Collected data
● ● ● ● ● ● ●

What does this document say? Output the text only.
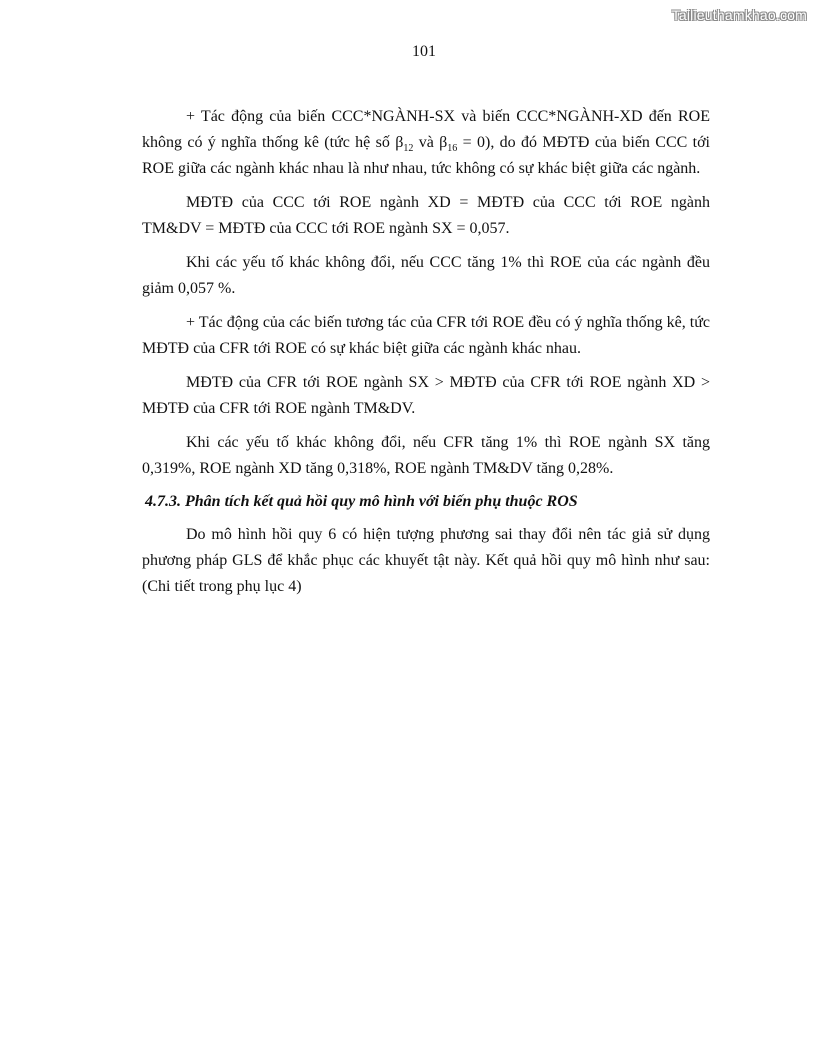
Tailieuthamkhao.com
101

+ Tác động của biến CCC*NGÀNH-SX và biến CCC*NGÀNH-XD đến ROE không có ý nghĩa thống kê (tức hệ số $\beta_{12}$ và $\beta_{16} = 0$), do đó MĐTĐ của biến CCC tới ROE giữa các ngành khác nhau là như nhau, tức không có sự khác biệt giữa các ngành.

MĐTĐ của CCC tới ROE ngành XD = MĐTĐ của CCC tới ROE ngành TM&DV = MĐTĐ của CCC tới ROE ngành SX = 0,057.

Khi các yếu tố khác không đổi, nếu CCC tăng 1% thì ROE của các ngành đều giảm 0,057 %.

+ Tác động của các biến tương tác của CFR tới ROE đều có ý nghĩa thống kê, tức MĐTĐ của CFR tới ROE có sự khác biệt giữa các ngành khác nhau.

MĐTĐ của CFR tới ROE ngành SX > MĐTĐ của CFR tới ROE ngành XD > MĐTĐ của CFR tới ROE ngành TM&DV.

Khi các yếu tố khác không đổi, nếu CFR tăng 1% thì ROE ngành SX tăng 0,319%, ROE ngành XD tăng 0,318%, ROE ngành TM&DV tăng 0,28%.

4.7.3. Phân tích kết quả hồi quy mô hình với biến phụ thuộc ROS

Do mô hình hồi quy 6 có hiện tượng phương sai thay đổi nên tác giả sử dụng phương pháp GLS để khắc phục các khuyết tật này. Kết quả hồi quy mô hình như sau: (Chi tiết trong phụ lục 4)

● ● ● ● ● ● ●

(DO THIS): Leave the pictures out and print the records above exactly as they stand.

(EXERCISE RESPONSE):
What does this document say? Output the text only.
Tailieuthamkhao.com
101

+ Tác động của biến CCC*NGÀNH-SX và biến CCC*NGÀNH-XD đến ROE không có ý nghĩa thống kê (tức hệ số $\beta_{12}$ và $\beta_{16} = 0$), do đó MĐTĐ của biến CCC tới ROE giữa các ngành khác nhau là như nhau, tức không có sự khác biệt giữa các ngành.

MĐTĐ của CCC tới ROE ngành XD = MĐTĐ của CCC tới ROE ngành TM&DV = MĐTĐ của CCC tới ROE ngành SX = 0,057.

Khi các yếu tố khác không đổi, nếu CCC tăng 1% thì ROE của các ngành đều giảm 0,057 %.

+ Tác động của các biến tương tác của CFR tới ROE đều có ý nghĩa thống kê, tức MĐTĐ của CFR tới ROE có sự khác biệt giữa các ngành khác nhau.

MĐTĐ của CFR tới ROE ngành SX > MĐTĐ của CFR tới ROE ngành XD > MĐTĐ của CFR tới ROE ngành TM&DV.

Khi các yếu tố khác không đổi, nếu CFR tăng 1% thì ROE ngành SX tăng 0,319%, ROE ngành XD tăng 0,318%, ROE ngành TM&DV tăng 0,28%.

4.7.3. Phân tích kết quả hồi quy mô hình với biến phụ thuộc ROS

Do mô hình hồi quy 6 có hiện tượng phương sai thay đổi nên tác giả sử dụng phương pháp GLS để khắc phục các khuyết tật này. Kết quả hồi quy mô hình như sau: (Chi tiết trong phụ lục 4)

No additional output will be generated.